> EXERCISE AIM:
Take every line from the listing below that includes "barang" and copy it.

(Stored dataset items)

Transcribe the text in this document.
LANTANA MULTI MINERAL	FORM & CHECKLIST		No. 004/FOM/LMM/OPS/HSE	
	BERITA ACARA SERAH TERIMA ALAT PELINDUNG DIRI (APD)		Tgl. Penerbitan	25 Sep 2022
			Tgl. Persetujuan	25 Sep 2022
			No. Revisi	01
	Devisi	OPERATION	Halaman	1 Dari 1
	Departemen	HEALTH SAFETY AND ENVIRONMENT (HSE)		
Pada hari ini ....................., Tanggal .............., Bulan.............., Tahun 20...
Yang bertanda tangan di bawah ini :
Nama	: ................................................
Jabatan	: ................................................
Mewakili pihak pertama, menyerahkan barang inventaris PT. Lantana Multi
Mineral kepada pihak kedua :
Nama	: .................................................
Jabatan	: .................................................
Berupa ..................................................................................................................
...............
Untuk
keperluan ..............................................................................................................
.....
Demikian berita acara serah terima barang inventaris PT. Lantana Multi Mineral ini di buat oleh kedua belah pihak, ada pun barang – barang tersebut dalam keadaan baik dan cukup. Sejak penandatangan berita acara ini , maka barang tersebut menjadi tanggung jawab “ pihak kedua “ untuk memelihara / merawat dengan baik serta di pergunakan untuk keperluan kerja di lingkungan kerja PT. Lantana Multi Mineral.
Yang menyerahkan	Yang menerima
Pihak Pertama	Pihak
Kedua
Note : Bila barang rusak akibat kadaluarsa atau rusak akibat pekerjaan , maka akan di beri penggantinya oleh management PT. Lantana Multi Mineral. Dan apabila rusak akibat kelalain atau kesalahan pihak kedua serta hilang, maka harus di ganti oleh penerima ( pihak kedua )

> SOLUTION BELOW:
Mewakili pihak pertama, menyerahkan barang inventaris PT. Lantana Multi
Demikian berita acara serah terima barang inventaris PT. Lantana Multi Mineral ini di buat oleh kedua belah pihak, ada pun barang – barang tersebut dalam keadaan baik dan cukup. Sejak penandatangan berita acara ini , maka barang tersebut menjadi tanggung jawab “ pihak kedua “ untuk memelihara / merawat dengan baik serta di pergunakan untuk keperluan kerja di lingkungan kerja PT. Lantana Multi Mineral.
Note : Bila barang rusak akibat kadaluarsa atau rusak akibat pekerjaan , maka akan di beri penggantinya oleh management PT. Lantana Multi Mineral. Dan apabila rusak akibat kelalain atau kesalahan pihak kedua serta hilang, maka harus di ganti oleh penerima ( pihak kedua )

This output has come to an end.